Without the pictures, repeat the listing character for character.

## DATA EXCERPTS
^^^^^^^^^^^^^^^^
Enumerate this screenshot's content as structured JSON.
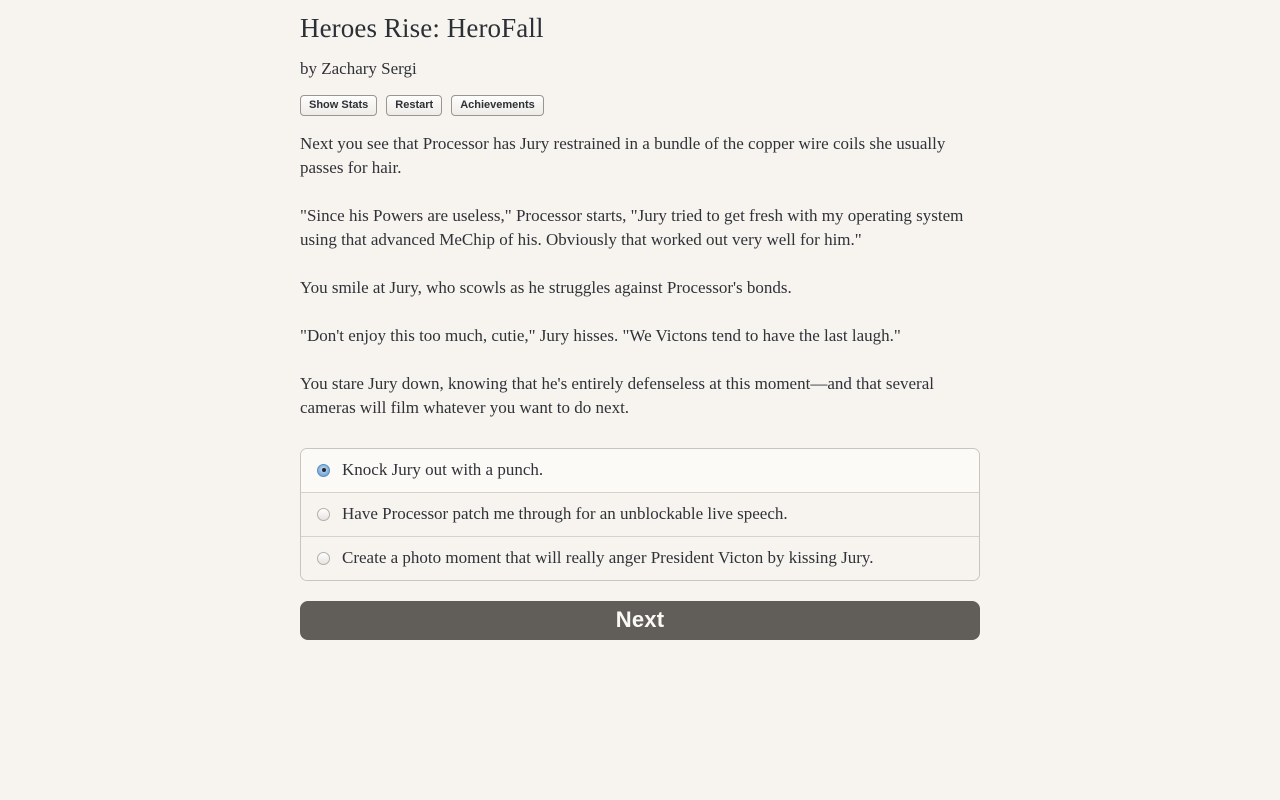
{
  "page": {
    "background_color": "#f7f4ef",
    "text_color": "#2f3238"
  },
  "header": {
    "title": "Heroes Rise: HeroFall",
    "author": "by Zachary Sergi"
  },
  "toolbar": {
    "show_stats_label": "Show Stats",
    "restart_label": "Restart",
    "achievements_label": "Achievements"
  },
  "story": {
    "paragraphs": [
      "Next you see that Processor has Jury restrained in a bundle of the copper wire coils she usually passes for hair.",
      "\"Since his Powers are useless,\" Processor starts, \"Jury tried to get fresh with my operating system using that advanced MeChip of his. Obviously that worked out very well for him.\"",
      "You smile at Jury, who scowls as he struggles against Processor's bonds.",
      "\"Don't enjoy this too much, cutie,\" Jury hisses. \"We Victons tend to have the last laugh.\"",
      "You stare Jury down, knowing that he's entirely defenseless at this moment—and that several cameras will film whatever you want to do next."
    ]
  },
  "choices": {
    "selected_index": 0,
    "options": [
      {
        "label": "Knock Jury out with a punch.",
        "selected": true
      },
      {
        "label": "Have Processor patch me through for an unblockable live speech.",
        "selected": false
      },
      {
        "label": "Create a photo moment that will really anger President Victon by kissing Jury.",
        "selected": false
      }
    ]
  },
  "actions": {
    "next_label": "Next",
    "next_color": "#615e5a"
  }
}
^^^^^^^^^^^^^^^^
## ANSWER FOR THE TASK
Enumerate this screenshot's content as structured JSON.
{
  "page": {
    "background_color": "#f7f4ef",
    "text_color": "#2f3238"
  },
  "header": {
    "title": "Heroes Rise: HeroFall",
    "author": "by Zachary Sergi"
  },
  "toolbar": {
    "show_stats_label": "Show Stats",
    "restart_label": "Restart",
    "achievements_label": "Achievements"
  },
  "story": {
    "paragraphs": [
      "Next you see that Processor has Jury restrained in a bundle of the copper wire coils she usually passes for hair.",
      "\"Since his Powers are useless,\" Processor starts, \"Jury tried to get fresh with my operating system using that advanced MeChip of his. Obviously that worked out very well for him.\"",
      "You smile at Jury, who scowls as he struggles against Processor's bonds.",
      "\"Don't enjoy this too much, cutie,\" Jury hisses. \"We Victons tend to have the last laugh.\"",
      "You stare Jury down, knowing that he's entirely defenseless at this moment—and that several cameras will film whatever you want to do next."
    ]
  },
  "choices": {
    "selected_index": 0,
    "options": [
      {
        "label": "Knock Jury out with a punch.",
        "selected": true
      },
      {
        "label": "Have Processor patch me through for an unblockable live speech.",
        "selected": false
      },
      {
        "label": "Create a photo moment that will really anger President Victon by kissing Jury.",
        "selected": false
      }
    ]
  },
  "actions": {
    "next_label": "Next",
    "next_color": "#615e5a"
  }
}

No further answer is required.